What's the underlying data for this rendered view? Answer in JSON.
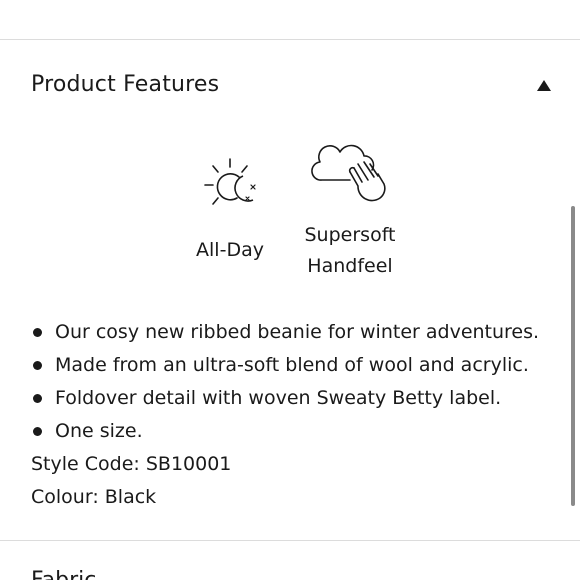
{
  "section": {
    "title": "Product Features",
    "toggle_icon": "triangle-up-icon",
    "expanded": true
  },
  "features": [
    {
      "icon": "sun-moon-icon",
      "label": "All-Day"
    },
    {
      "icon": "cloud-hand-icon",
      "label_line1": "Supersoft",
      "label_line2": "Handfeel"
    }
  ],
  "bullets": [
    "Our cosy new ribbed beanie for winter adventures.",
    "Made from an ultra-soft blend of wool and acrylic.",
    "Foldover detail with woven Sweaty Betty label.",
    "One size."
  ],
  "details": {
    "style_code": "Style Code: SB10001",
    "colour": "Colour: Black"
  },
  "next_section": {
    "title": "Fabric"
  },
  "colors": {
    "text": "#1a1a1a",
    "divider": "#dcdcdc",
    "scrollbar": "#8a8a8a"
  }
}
·····
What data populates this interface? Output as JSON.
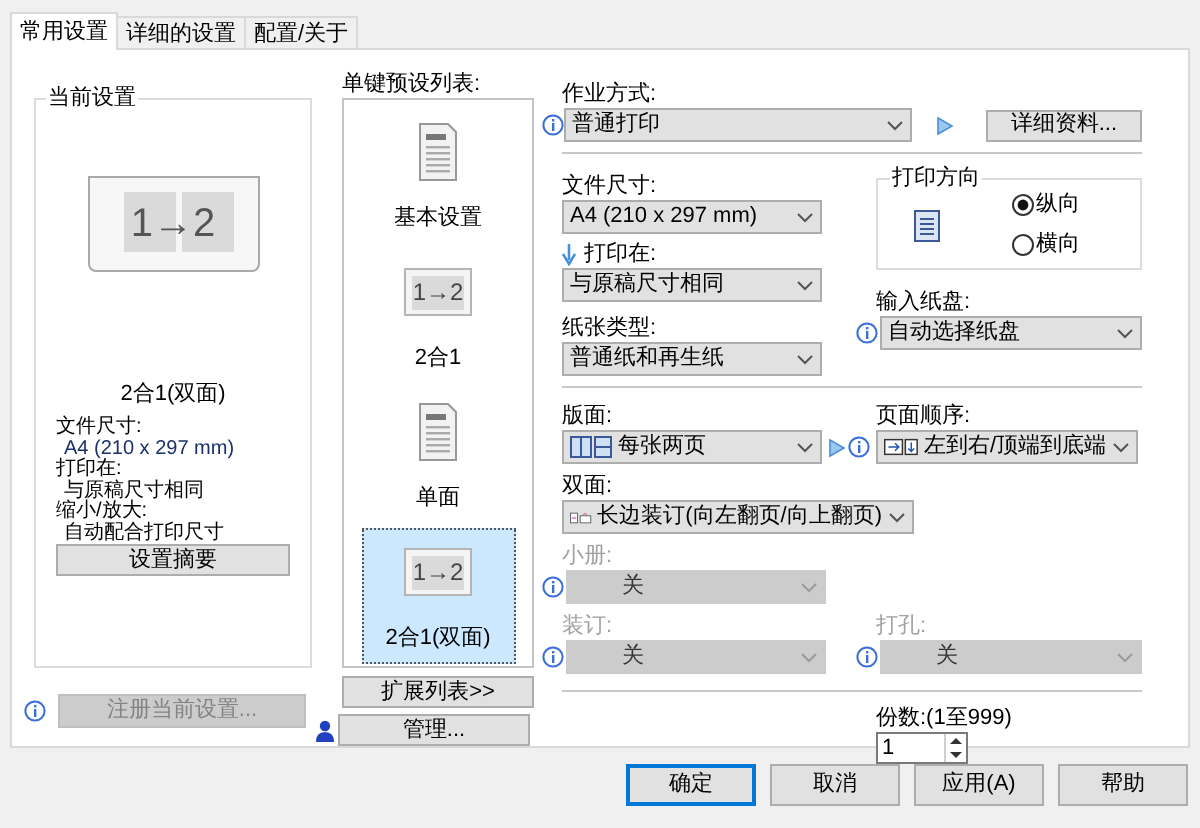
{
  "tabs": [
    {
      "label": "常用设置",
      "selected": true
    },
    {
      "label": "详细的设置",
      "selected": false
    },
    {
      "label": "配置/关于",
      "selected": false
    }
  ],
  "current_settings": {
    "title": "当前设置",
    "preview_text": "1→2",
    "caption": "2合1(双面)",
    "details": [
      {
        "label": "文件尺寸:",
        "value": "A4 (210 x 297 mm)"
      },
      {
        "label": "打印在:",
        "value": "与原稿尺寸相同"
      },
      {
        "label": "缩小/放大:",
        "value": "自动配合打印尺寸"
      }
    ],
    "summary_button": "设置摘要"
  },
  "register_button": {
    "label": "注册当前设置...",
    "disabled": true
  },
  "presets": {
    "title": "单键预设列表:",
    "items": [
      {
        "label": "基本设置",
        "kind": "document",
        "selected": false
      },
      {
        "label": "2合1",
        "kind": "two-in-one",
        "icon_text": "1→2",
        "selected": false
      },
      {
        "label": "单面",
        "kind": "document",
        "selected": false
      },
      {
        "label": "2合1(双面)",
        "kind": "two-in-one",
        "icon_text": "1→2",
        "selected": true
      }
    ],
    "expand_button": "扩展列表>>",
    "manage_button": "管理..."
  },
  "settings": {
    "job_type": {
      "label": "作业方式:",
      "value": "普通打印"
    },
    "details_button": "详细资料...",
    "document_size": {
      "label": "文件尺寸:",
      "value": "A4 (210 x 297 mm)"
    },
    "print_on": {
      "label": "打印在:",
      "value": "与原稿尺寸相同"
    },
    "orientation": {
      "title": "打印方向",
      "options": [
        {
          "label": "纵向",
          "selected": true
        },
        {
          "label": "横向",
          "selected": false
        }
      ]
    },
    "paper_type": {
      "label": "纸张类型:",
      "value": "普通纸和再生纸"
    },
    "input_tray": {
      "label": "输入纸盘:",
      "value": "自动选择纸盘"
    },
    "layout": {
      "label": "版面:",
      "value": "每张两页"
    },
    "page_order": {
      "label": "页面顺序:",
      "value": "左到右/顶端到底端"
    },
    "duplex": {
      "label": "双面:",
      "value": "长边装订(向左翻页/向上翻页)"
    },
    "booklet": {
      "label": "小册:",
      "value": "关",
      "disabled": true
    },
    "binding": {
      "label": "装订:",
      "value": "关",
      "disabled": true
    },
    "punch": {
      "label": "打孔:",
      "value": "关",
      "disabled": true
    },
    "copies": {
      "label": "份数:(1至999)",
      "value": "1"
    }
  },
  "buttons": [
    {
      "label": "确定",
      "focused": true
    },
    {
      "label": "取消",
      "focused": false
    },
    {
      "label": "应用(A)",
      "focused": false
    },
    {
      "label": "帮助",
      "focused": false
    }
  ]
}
·····
• _Stated problem_: Scan the material for lines with the word "title", and copy each line you find.

• _Answer to this task_:
    "title": "Product Features",
    "title": "Fabric"
    "title": "当前设置",
    "title": "单键预设列表:",
      "title": "打印方向",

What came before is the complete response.